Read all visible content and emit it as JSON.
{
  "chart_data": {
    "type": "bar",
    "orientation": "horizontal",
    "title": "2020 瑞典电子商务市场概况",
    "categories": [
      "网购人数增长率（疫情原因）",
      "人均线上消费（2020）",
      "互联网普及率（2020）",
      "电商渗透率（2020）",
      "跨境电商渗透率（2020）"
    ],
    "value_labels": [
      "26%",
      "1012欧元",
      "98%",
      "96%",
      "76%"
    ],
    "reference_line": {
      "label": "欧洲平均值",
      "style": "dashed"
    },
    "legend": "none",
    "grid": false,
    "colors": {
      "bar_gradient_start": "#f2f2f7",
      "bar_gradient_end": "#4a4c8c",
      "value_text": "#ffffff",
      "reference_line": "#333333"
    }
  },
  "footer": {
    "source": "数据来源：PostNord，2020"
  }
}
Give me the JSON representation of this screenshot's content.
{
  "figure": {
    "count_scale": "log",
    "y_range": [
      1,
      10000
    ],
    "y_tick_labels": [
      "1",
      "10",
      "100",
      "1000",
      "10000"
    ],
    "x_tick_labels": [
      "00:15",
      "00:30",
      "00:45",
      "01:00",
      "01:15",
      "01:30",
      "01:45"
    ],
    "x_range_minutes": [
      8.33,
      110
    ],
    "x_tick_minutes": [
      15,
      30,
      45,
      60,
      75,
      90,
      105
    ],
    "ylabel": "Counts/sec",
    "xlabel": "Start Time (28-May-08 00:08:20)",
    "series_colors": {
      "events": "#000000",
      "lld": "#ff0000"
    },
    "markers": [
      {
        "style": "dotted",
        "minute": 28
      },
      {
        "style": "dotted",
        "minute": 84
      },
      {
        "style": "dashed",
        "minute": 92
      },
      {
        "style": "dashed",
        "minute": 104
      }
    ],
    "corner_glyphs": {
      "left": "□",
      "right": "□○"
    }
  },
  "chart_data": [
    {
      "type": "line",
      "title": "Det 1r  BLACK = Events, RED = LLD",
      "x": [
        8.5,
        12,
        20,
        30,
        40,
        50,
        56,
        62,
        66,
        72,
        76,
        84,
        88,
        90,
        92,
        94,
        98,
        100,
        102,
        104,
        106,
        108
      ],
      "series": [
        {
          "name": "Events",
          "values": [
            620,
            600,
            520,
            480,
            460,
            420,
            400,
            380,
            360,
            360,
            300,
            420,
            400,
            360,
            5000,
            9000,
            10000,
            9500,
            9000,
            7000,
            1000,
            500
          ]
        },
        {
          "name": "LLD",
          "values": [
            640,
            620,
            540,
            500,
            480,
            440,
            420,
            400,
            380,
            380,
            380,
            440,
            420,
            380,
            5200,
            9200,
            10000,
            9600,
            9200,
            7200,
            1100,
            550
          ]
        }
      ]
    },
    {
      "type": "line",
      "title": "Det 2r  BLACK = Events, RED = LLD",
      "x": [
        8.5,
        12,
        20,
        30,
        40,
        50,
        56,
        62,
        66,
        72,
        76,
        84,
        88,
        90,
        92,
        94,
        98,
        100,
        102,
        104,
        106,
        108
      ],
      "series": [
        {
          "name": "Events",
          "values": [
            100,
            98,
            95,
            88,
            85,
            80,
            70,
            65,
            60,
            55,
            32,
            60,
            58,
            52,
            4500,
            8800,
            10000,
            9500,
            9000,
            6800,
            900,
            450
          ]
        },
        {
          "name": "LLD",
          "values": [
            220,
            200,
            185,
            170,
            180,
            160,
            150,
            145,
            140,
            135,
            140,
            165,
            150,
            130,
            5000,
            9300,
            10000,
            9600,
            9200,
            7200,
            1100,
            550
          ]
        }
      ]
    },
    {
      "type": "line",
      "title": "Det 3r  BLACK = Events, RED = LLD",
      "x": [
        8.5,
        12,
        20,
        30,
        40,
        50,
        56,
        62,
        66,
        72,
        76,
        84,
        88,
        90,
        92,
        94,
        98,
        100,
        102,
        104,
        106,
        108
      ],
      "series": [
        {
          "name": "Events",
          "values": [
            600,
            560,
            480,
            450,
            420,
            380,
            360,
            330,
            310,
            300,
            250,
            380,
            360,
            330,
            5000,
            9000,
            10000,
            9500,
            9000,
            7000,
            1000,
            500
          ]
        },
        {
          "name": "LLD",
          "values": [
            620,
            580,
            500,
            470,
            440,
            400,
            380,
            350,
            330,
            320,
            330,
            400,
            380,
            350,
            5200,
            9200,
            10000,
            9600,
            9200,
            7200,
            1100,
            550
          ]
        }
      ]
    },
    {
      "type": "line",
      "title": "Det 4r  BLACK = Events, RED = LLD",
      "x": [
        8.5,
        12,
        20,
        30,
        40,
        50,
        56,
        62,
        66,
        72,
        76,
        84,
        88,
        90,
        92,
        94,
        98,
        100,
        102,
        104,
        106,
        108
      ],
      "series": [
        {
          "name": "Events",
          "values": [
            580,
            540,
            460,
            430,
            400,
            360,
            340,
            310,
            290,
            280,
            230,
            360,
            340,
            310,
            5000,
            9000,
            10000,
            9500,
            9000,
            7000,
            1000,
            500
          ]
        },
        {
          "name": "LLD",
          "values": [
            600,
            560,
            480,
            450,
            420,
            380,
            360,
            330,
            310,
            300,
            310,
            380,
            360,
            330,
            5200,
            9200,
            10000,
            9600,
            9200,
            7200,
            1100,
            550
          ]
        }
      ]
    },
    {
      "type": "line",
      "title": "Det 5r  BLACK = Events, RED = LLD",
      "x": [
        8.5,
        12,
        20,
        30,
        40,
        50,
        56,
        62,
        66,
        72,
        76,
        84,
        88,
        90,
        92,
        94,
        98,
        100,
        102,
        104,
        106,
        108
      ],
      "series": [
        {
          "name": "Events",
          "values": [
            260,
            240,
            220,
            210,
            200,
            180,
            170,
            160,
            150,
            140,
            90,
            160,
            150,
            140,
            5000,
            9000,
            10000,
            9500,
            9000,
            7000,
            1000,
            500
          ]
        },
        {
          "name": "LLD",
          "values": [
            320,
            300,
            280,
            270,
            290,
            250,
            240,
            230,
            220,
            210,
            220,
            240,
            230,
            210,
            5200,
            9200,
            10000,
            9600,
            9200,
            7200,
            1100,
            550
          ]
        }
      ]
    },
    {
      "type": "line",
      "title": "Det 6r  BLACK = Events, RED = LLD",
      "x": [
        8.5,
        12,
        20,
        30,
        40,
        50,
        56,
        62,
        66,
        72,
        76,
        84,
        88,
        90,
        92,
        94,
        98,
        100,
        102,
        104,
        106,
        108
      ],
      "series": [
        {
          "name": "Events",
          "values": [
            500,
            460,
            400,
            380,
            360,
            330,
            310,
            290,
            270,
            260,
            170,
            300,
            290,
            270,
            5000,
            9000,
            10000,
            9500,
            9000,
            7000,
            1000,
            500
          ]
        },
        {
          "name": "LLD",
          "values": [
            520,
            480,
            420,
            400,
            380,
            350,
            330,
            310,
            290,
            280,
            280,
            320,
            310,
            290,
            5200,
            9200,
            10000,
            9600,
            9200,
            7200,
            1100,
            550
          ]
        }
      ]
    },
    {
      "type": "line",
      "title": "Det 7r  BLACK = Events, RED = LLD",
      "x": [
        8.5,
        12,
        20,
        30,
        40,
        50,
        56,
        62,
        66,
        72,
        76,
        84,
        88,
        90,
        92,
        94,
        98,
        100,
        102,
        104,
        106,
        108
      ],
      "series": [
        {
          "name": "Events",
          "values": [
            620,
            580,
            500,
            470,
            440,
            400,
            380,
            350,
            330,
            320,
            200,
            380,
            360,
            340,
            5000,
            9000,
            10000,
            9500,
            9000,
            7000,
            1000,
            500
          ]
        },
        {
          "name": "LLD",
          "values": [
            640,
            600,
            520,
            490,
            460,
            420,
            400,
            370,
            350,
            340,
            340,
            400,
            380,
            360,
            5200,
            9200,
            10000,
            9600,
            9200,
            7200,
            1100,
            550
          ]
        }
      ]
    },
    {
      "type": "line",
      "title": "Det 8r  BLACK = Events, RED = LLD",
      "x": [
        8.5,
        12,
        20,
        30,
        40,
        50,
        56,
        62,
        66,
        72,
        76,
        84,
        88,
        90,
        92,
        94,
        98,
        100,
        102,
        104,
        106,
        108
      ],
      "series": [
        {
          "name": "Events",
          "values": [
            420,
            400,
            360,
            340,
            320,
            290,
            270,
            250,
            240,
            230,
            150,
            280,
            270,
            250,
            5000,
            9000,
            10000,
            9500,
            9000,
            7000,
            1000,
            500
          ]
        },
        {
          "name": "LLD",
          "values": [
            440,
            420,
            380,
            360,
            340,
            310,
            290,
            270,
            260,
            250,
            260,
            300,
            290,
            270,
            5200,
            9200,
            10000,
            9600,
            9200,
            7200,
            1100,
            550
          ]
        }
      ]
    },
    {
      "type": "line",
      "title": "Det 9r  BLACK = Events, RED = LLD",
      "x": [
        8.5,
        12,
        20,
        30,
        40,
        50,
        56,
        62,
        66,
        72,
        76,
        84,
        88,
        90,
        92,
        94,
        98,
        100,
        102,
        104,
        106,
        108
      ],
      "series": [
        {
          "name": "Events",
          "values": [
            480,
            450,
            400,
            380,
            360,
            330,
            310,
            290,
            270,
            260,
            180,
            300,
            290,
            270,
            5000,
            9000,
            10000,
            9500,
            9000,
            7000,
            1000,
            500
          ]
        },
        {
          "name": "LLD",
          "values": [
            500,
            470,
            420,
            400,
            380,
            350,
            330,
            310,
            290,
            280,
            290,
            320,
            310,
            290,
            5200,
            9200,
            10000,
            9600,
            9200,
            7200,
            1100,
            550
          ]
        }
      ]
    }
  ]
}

THE TASK:
Locate all lines in the listing above with the word "content". Copy them.

RESULT BELOW:
Read all visible content and emit it as JSON.
Give me the JSON representation of this screenshot's content.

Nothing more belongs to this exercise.